Collected data entries
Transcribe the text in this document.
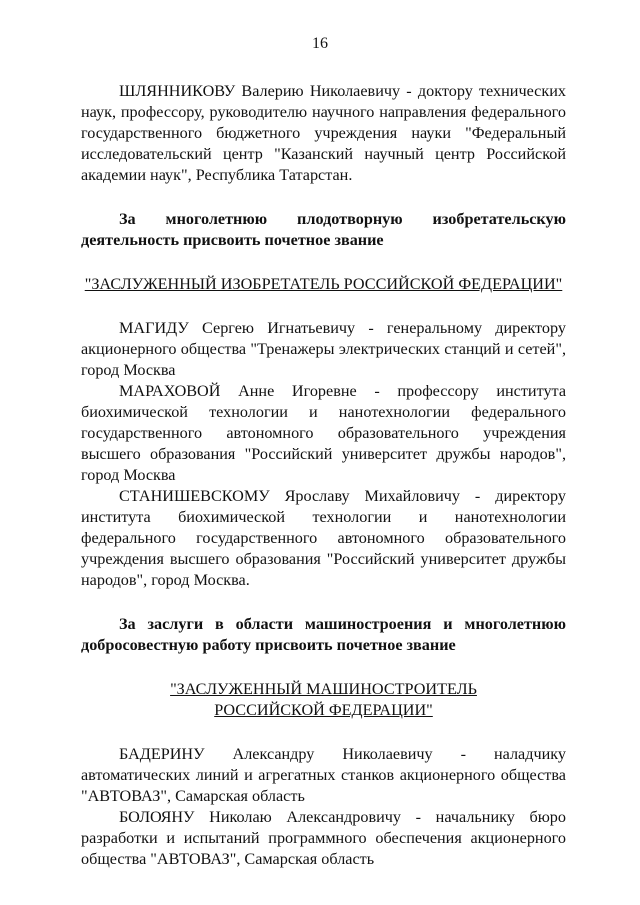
16

ШЛЯННИКОВУ Валерию Николаевичу - доктору технических наук, профессору, руководителю научного направления федерального государственного бюджетного учреждения науки "Федеральный исследовательский центр "Казанский научный центр Российской академии наук", Республика Татарстан.

За многолетнюю плодотворную изобретательскую деятельность присвоить почетное звание

"ЗАСЛУЖЕННЫЙ ИЗОБРЕТАТЕЛЬ РОССИЙСКОЙ ФЕДЕРАЦИИ"

МАГИДУ Сергею Игнатьевичу - генеральному директору акционерного общества "Тренажеры электрических станций и сетей", город Москва

МАРАХОВОЙ Анне Игоревне - профессору института биохимической технологии и нанотехнологии федерального государственного автономного образовательного учреждения высшего образования "Российский университет дружбы народов", город Москва

СТАНИШЕВСКОМУ Ярославу Михайловичу - директору института биохимической технологии и нанотехнологии федерального государственного автономного образовательного учреждения высшего образования "Российский университет дружбы народов", город Москва.

За заслуги в области машиностроения и многолетнюю добросовестную работу присвоить почетное звание

"ЗАСЛУЖЕННЫЙ МАШИНОСТРОИТЕЛЬ

РОССИЙСКОЙ ФЕДЕРАЦИИ"

БАДЕРИНУ Александру Николаевичу - наладчику автоматических линий и агрегатных станков акционерного общества "АВТОВАЗ", Самарская область

БОЛОЯНУ Николаю Александровичу - начальнику бюро разработки и испытаний программного обеспечения акционерного общества "АВТОВАЗ", Самарская область
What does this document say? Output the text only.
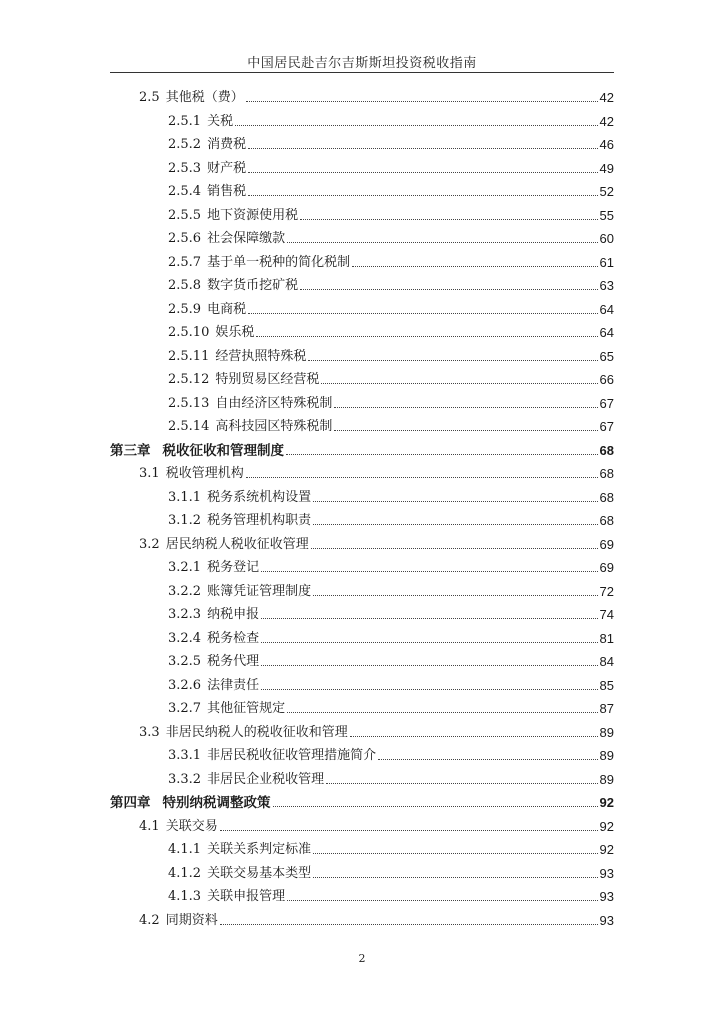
中国居民赴吉尔吉斯斯坦投资税收指南
2.5 其他税（费）	42
2.5.1 关税	42
2.5.2 消费税	46
2.5.3 财产税	49
2.5.4 销售税	52
2.5.5 地下资源使用税	55
2.5.6 社会保障缴款	60
2.5.7 基于单一税种的简化税制	61
2.5.8 数字货币挖矿税	63
2.5.9 电商税	64
2.5.10 娱乐税	64
2.5.11 经营执照特殊税	65
2.5.12 特别贸易区经营税	66
2.5.13 自由经济区特殊税制	67
2.5.14 高科技园区特殊税制	67
第三章 税收征收和管理制度	68
3.1 税收管理机构	68
3.1.1 税务系统机构设置	68
3.1.2 税务管理机构职责	68
3.2 居民纳税人税收征收管理	69
3.2.1 税务登记	69
3.2.2 账簿凭证管理制度	72
3.2.3 纳税申报	74
3.2.4 税务检查	81
3.2.5 税务代理	84
3.2.6 法律责任	85
3.2.7 其他征管规定	87
3.3 非居民纳税人的税收征收和管理	89
3.3.1 非居民税收征收管理措施简介	89
3.3.2 非居民企业税收管理	89
第四章 特别纳税调整政策	92
4.1 关联交易	92
4.1.1 关联关系判定标准	92
4.1.2 关联交易基本类型	93
4.1.3 关联申报管理	93
4.2 同期资料	93
2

GOAL
Leave out the pictures, and give all the records again exactly.

EXERCISE RESPONSE
Transcribe the text in this document.
16

ШЛЯННИКОВУ Валерию Николаевичу - доктору технических наук, профессору, руководителю научного направления федерального государственного бюджетного учреждения науки "Федеральный исследовательский центр "Казанский научный центр Российской академии наук", Республика Татарстан.

За многолетнюю плодотворную изобретательскую деятельность присвоить почетное звание

"ЗАСЛУЖЕННЫЙ ИЗОБРЕТАТЕЛЬ РОССИЙСКОЙ ФЕДЕРАЦИИ"

МАГИДУ Сергею Игнатьевичу - генеральному директору акционерного общества "Тренажеры электрических станций и сетей", город Москва

МАРАХОВОЙ Анне Игоревне - профессору института биохимической технологии и нанотехнологии федерального государственного автономного образовательного учреждения высшего образования "Российский университет дружбы народов", город Москва

СТАНИШЕВСКОМУ Ярославу Михайловичу - директору института биохимической технологии и нанотехнологии федерального государственного автономного образовательного учреждения высшего образования "Российский университет дружбы народов", город Москва.

За заслуги в области машиностроения и многолетнюю добросовестную работу присвоить почетное звание

"ЗАСЛУЖЕННЫЙ МАШИНОСТРОИТЕЛЬ

РОССИЙСКОЙ ФЕДЕРАЦИИ"

БАДЕРИНУ Александру Николаевичу - наладчику автоматических линий и агрегатных станков акционерного общества "АВТОВАЗ", Самарская область

БОЛОЯНУ Николаю Александровичу - начальнику бюро разработки и испытаний программного обеспечения акционерного общества "АВТОВАЗ", Самарская область
What does this document say? Output the text only.
中国居民赴吉尔吉斯斯坦投资税收指南
2.5 其他税（费）	42
2.5.1 关税	42
2.5.2 消费税	46
2.5.3 财产税	49
2.5.4 销售税	52
2.5.5 地下资源使用税	55
2.5.6 社会保障缴款	60
2.5.7 基于单一税种的简化税制	61
2.5.8 数字货币挖矿税	63
2.5.9 电商税	64
2.5.10 娱乐税	64
2.5.11 经营执照特殊税	65
2.5.12 特别贸易区经营税	66
2.5.13 自由经济区特殊税制	67
2.5.14 高科技园区特殊税制	67
第三章 税收征收和管理制度	68
3.1 税收管理机构	68
3.1.1 税务系统机构设置	68
3.1.2 税务管理机构职责	68
3.2 居民纳税人税收征收管理	69
3.2.1 税务登记	69
3.2.2 账簿凭证管理制度	72
3.2.3 纳税申报	74
3.2.4 税务检查	81
3.2.5 税务代理	84
3.2.6 法律责任	85
3.2.7 其他征管规定	87
3.3 非居民纳税人的税收征收和管理	89
3.3.1 非居民税收征收管理措施简介	89
3.3.2 非居民企业税收管理	89
第四章 特别纳税调整政策	92
4.1 关联交易	92
4.1.1 关联关系判定标准	92
4.1.2 关联交易基本类型	93
4.1.3 关联申报管理	93
4.2 同期资料	93
2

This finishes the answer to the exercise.